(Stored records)
============
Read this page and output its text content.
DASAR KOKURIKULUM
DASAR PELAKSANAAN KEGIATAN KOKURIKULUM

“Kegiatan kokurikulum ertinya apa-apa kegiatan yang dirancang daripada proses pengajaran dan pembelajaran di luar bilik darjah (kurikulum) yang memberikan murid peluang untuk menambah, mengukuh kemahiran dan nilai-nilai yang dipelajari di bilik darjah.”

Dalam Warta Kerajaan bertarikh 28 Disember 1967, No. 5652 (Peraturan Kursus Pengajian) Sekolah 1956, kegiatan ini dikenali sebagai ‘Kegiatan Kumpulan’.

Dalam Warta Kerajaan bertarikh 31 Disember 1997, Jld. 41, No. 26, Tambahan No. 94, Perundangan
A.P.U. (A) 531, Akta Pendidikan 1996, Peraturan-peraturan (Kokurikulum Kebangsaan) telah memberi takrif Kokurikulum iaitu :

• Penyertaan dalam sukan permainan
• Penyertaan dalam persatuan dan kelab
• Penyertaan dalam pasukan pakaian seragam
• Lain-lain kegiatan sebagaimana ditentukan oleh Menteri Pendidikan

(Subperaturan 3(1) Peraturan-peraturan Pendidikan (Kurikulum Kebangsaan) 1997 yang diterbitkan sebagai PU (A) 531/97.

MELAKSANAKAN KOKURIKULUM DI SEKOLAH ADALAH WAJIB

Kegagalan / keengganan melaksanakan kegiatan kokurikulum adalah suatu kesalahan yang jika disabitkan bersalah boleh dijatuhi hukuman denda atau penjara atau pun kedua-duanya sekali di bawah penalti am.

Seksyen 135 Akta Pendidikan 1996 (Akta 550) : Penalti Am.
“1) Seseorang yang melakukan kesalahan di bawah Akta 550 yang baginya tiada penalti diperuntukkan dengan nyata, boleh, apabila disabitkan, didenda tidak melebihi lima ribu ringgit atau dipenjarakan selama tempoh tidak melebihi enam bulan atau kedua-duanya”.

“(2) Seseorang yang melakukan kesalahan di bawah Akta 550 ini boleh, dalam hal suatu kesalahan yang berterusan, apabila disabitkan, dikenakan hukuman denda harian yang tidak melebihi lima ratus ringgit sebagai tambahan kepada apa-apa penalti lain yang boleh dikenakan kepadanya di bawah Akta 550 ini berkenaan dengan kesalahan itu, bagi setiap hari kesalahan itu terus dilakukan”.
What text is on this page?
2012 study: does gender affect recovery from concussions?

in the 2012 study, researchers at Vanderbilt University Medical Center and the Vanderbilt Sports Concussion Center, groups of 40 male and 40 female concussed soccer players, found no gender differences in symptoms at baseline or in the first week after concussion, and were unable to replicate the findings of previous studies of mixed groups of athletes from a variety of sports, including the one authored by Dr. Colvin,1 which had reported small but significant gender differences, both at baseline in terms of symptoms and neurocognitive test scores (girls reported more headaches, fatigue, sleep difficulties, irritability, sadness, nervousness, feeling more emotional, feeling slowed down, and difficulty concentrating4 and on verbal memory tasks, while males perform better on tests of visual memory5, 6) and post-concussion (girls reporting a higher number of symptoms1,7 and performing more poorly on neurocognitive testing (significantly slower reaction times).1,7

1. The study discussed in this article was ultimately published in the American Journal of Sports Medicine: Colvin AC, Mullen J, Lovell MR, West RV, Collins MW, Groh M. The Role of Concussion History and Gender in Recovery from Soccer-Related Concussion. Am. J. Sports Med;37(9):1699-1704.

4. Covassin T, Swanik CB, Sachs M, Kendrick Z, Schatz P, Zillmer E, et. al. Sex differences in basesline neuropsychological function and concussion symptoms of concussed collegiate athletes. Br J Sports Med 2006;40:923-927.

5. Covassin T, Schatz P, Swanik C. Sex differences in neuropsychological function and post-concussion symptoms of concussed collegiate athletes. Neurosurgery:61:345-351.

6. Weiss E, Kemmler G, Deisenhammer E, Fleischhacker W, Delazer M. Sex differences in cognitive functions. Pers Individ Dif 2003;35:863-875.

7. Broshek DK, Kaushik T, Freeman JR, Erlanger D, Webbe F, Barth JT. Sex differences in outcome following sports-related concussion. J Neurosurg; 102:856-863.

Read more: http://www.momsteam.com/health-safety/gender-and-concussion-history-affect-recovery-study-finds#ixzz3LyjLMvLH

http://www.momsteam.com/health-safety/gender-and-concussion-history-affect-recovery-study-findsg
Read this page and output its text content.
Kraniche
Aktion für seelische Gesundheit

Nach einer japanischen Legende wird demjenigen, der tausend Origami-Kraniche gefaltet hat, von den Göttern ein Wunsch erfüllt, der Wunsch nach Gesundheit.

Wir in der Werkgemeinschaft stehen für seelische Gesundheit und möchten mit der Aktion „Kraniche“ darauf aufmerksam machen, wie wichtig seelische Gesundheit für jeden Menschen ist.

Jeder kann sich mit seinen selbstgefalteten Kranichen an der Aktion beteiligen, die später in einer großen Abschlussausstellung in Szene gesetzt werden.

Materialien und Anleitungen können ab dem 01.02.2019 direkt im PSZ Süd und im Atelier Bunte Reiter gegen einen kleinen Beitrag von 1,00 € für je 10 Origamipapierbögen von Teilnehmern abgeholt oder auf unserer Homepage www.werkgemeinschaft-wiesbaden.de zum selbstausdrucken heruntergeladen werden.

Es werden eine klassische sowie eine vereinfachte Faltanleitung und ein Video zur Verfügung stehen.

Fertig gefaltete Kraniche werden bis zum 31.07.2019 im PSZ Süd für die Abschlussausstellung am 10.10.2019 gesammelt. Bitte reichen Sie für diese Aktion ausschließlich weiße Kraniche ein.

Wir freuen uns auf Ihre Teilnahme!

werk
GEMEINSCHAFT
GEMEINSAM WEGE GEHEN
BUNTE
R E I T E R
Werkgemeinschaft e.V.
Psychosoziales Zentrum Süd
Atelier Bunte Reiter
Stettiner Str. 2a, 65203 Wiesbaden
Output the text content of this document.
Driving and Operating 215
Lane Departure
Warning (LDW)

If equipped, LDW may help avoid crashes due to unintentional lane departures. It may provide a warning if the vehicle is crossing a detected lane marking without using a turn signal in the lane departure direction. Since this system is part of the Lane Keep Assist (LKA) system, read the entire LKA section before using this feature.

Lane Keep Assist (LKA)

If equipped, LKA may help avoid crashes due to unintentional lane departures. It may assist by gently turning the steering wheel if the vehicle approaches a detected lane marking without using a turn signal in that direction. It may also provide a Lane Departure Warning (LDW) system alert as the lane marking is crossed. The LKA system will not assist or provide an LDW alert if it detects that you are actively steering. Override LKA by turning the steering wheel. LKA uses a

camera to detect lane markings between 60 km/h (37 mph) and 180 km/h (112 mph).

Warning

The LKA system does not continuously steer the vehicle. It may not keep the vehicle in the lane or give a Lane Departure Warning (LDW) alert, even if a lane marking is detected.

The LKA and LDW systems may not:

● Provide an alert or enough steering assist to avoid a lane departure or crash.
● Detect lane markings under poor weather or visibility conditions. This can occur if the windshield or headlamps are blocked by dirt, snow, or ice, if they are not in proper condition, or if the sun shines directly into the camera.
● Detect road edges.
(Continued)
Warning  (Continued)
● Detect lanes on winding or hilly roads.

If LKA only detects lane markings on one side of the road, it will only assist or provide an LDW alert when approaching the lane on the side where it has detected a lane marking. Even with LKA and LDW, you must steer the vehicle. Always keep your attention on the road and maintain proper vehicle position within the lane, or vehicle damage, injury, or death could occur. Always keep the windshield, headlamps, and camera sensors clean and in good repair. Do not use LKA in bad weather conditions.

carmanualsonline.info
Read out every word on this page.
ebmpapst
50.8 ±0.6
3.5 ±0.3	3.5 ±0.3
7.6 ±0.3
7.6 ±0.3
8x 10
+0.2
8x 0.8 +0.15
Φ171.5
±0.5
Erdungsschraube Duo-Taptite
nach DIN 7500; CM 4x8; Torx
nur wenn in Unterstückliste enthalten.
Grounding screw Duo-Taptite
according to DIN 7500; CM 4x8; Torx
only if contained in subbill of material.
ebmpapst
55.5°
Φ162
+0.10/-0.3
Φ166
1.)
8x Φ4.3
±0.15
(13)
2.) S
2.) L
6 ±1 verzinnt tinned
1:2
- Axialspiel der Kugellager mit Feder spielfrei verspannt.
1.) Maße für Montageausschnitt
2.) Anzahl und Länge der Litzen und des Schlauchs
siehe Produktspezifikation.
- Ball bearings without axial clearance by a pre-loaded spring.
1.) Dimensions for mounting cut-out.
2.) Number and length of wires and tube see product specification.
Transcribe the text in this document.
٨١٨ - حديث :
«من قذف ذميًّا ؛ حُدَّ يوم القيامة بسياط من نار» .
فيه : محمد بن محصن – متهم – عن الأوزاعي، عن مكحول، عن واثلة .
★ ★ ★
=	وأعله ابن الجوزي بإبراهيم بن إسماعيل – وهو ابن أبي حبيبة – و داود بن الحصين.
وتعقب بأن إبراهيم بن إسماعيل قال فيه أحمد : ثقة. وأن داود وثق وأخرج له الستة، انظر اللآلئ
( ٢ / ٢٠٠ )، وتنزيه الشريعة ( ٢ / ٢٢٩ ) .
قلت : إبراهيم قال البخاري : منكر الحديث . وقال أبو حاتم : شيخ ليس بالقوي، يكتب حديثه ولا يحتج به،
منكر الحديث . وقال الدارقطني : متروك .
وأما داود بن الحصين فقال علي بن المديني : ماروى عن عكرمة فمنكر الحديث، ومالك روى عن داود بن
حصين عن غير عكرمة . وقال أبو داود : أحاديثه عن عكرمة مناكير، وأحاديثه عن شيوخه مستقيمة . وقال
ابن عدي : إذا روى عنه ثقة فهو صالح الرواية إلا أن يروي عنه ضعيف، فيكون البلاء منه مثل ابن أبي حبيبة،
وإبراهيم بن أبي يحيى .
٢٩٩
============
Find the string "الحديث" in the entries above and return each line that holds it.

قلت : إبراهيم قال البخاري : منكر الحديث . وقال أبو حاتم : شيخ ليس بالقوي، يكتب حديثه ولا يحتج به،
منكر الحديث . وقال الدارقطني : متروك .
وأما داود بن الحصين فقال علي بن المديني : ماروى عن عكرمة فمنكر الحديث، ومالك روى عن داود بن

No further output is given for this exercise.